[GIVEN PASSAGE]

I know this wasn't the top question from votes, but it's probably my favorite, so kudos to the author.
Hal Varian: I had the chance to hang out with him briefly when I was at Google and he's one of those homies that just understands economics in the age of the internet. Would love to chat with him about how he simplified and then expanded the ad rank algorithm.
Adam Smith: I know it's old school (and a bit generic), but I think there's a fascinating conversation to be had with Smith on what's happening with subscription and the internet in general. He'd likely bring it all back to fundamentals, because he'd have very little context on all the quibbles we worry about, which would be very refreshing and provide a ton of context on the things I'm/we're trying to solve at ProfitWell.
Bonus: I kind of want to sit down with anyone with an economics tint that's doing actual research in the world of subscriptions. There aren't a lot of us, so there's a good summit/dinner to be had.
"First thing" is the tricky piece of this question, because in reality the first thing you should do is really evaluate where your value resides for different segments and customer profiles you're selling into. You can use JTBD, personas, pricing profiles, or any other framework, but you need something to understand where value resides.
From there, there's a few tactical pieces that have different levels of impact:
Make sure you're using some sort of value metric - charging per user, per 100 visits, per $100 spent, etc. This'll take you back to econ class where your professor told you about the demand curve and basically that optimizing revenue has to do with having multiple price points.
Value metrics make sure you're not charging Disney and a johnny or jane startup the same amount for different usages and it bakes expansion right into how you make money. As the user uses/consumes more s/he then ends up paying you more. Lots of pieces to be careful about here when you actually do this, but there isn't a single other growth lever that has the power of value metrics.

[/GIVEN PASSAGE]
[DATA SECTION]

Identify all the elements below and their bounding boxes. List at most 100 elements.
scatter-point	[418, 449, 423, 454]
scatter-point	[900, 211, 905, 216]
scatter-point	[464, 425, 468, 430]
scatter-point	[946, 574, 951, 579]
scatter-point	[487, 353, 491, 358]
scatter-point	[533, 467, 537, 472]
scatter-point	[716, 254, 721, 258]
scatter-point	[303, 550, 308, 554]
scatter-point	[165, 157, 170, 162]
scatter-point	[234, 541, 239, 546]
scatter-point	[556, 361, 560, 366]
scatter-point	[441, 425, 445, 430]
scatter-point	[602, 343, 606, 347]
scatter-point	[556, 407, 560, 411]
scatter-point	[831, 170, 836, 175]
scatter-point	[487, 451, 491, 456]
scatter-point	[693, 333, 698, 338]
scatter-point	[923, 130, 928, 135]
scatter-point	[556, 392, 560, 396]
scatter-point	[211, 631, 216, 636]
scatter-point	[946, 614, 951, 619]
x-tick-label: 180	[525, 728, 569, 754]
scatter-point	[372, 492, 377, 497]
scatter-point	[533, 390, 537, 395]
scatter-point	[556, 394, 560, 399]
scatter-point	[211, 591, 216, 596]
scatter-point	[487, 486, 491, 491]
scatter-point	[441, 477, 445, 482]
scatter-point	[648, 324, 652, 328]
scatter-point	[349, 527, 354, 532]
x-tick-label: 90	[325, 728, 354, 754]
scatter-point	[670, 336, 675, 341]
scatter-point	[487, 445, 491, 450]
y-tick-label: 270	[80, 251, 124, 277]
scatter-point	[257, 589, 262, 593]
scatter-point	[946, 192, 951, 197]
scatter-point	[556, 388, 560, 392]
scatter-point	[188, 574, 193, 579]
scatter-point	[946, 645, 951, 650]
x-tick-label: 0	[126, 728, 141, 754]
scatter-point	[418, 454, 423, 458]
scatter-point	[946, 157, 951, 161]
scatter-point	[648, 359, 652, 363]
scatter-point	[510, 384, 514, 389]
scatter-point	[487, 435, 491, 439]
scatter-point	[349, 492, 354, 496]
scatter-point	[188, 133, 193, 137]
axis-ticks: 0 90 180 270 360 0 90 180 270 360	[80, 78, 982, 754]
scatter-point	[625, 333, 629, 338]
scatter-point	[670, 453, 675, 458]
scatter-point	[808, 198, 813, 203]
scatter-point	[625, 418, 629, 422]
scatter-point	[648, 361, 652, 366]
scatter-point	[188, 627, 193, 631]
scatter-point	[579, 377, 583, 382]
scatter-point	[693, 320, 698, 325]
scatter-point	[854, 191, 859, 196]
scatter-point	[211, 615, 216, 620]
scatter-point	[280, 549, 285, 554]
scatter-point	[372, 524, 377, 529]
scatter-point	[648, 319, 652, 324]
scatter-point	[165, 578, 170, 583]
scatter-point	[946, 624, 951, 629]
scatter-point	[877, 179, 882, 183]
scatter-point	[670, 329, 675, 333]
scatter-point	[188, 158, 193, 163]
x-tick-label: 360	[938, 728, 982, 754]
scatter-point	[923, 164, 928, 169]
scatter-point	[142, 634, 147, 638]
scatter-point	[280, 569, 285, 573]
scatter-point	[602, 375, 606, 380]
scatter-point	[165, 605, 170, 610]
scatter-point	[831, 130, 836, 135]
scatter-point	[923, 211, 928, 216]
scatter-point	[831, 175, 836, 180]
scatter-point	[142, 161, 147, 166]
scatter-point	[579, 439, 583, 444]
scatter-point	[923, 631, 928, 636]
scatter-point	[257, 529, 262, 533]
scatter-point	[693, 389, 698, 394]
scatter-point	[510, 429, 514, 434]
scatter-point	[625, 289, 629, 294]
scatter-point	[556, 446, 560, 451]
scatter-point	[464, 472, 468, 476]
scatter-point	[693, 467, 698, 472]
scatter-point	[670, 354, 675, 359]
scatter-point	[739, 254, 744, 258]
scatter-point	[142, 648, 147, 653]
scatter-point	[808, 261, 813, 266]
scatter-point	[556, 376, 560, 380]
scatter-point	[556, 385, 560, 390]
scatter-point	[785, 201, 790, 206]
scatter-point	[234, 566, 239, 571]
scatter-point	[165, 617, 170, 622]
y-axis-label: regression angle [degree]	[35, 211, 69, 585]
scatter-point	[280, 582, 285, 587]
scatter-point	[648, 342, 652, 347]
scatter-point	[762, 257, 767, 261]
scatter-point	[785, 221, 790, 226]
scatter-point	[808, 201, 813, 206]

[/DATA SECTION]

*TASK TO CARRY OUT:* Carry on the subscription pricing passage from the point where it stops. The entries can be set aside.

*EXPECTED OUTPUT:*
One of the most underutilized monetization levers in the world of subscriptions right now is the lack of add-ons. We just kind of assume we should put all the features inside our tiers, which stems from the first 20 years of SaaS not really having a lot of features, which therein caused us to bundle everything in the hopes of providing enough value. The problem is that most of our features aren't utilized or valued by everyone.
A good heuristic for a lot of companies is that if you have a feature that's used by less than 40% of a particular group (your entire base if you don't differentiate features or the people in a tier), you probably have a good candidate for an add-on that can not only be sold to folks in that group, but the wider customer or user base.
We've seen that customers with at least one add-on typically have LTVs that are 18-54% higher than those with no add-ons, because they're typically paying more for the add-on (increase in ARPU) and they're more bought in (increase in retention).
The reason I started with - you need to understand your value is that knowing where your value comes from allows you to even start to do either of the above.
Frankly that monetization isn't difficult, it's just a process where you have to follow a framework (of your choosing or one provided) to walk through how you take advantage of the growth lever. Most people just get paralysis when it comes to monetization because it touches many areas of the business and obviously your customers. In reality, it's like any other problem you face as a founder/operator.